**EXTRACTED DATA**.
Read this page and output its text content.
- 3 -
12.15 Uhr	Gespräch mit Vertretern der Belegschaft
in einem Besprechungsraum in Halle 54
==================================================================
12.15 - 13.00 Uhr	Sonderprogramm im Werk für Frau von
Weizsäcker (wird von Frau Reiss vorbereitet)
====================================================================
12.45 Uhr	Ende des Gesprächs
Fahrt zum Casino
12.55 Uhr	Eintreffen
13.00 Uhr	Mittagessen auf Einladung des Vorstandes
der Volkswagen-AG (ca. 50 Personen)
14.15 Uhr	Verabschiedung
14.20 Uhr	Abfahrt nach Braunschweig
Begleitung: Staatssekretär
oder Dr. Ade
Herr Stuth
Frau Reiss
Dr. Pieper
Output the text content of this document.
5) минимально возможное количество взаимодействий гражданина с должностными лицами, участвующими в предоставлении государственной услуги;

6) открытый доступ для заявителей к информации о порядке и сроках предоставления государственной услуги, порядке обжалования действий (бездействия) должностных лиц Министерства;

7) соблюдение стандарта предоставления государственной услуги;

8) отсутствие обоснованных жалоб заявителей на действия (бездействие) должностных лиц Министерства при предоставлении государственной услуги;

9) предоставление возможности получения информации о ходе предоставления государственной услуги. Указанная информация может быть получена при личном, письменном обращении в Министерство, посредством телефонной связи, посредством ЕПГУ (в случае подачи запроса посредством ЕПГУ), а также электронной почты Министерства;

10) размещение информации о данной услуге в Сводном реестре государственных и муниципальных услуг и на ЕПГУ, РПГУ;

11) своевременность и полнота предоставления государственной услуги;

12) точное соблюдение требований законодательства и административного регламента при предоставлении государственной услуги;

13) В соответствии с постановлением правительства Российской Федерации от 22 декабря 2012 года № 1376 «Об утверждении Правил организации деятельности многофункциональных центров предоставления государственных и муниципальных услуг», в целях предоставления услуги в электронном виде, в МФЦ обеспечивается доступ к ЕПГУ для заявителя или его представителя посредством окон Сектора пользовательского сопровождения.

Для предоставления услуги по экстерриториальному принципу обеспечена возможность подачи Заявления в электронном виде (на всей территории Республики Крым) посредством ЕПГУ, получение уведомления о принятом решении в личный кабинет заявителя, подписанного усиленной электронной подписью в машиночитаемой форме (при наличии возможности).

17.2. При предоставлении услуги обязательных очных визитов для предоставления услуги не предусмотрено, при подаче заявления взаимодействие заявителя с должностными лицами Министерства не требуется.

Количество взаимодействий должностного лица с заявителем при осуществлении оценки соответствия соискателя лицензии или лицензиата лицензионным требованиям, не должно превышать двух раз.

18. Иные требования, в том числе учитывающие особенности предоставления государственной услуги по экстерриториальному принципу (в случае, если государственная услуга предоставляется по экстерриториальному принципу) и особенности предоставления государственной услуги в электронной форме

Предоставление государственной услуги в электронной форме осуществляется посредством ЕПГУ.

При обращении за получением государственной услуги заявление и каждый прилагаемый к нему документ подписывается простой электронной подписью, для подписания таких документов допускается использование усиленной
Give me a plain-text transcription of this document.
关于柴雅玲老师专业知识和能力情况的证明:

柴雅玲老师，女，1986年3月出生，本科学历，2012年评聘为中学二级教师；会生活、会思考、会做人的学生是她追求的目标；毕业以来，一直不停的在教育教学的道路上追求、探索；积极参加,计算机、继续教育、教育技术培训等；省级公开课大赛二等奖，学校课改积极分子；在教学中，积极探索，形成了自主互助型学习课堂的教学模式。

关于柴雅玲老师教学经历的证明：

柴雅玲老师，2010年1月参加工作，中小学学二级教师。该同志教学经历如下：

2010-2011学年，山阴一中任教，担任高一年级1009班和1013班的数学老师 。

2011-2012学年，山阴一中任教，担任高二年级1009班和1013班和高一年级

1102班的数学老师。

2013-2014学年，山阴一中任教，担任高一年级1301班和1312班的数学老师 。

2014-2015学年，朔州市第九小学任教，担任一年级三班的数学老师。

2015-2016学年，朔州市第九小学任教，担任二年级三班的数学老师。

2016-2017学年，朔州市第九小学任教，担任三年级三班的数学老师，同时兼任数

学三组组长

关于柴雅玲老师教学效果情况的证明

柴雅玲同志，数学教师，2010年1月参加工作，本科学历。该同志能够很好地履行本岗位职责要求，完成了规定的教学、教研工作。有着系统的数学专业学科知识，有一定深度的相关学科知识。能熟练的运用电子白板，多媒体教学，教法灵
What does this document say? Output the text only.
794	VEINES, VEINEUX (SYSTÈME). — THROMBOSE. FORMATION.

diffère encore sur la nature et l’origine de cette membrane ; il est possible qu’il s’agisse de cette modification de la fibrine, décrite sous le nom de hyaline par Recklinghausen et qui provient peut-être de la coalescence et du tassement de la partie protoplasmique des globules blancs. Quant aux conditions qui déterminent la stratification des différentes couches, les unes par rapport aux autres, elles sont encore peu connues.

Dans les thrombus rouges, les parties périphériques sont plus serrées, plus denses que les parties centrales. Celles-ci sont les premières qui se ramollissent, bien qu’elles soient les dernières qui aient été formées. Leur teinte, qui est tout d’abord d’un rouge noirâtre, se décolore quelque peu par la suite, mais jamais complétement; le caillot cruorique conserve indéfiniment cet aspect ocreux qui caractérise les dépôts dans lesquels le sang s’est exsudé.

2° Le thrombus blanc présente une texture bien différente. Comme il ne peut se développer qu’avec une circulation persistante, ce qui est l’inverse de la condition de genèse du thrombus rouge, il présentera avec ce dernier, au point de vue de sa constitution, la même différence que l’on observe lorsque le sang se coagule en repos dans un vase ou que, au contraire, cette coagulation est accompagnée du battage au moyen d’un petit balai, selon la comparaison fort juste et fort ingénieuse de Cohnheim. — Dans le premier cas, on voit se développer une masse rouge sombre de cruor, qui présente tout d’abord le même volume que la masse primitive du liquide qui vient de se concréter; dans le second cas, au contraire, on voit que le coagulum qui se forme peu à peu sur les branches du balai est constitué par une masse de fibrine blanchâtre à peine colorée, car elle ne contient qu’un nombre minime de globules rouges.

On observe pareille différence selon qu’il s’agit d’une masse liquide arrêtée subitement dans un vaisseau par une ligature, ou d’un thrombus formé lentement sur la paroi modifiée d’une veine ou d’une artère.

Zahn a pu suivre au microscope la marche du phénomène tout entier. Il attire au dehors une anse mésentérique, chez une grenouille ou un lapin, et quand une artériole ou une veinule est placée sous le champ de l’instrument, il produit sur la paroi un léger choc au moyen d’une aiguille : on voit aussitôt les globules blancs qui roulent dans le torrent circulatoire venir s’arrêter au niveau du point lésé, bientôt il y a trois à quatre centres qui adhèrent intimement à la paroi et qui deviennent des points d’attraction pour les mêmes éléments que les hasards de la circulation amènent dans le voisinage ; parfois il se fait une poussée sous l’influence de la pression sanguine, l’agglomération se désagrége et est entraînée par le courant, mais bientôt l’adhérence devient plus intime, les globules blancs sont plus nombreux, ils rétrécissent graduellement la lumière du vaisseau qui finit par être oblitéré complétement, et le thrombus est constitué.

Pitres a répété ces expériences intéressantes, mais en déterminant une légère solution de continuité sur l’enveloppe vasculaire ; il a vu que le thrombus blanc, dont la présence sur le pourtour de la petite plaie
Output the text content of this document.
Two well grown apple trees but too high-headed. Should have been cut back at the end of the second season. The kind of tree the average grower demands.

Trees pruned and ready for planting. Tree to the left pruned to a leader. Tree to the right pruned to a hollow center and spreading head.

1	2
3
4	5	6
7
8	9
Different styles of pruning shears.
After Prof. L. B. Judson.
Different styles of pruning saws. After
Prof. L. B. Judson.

**REQUIRED WORK**.
List all lines in the material containing the string "After".

**SOLUTION TO THIS PROBLEM**.
After Prof. L. B. Judson.
Different styles of pruning saws. After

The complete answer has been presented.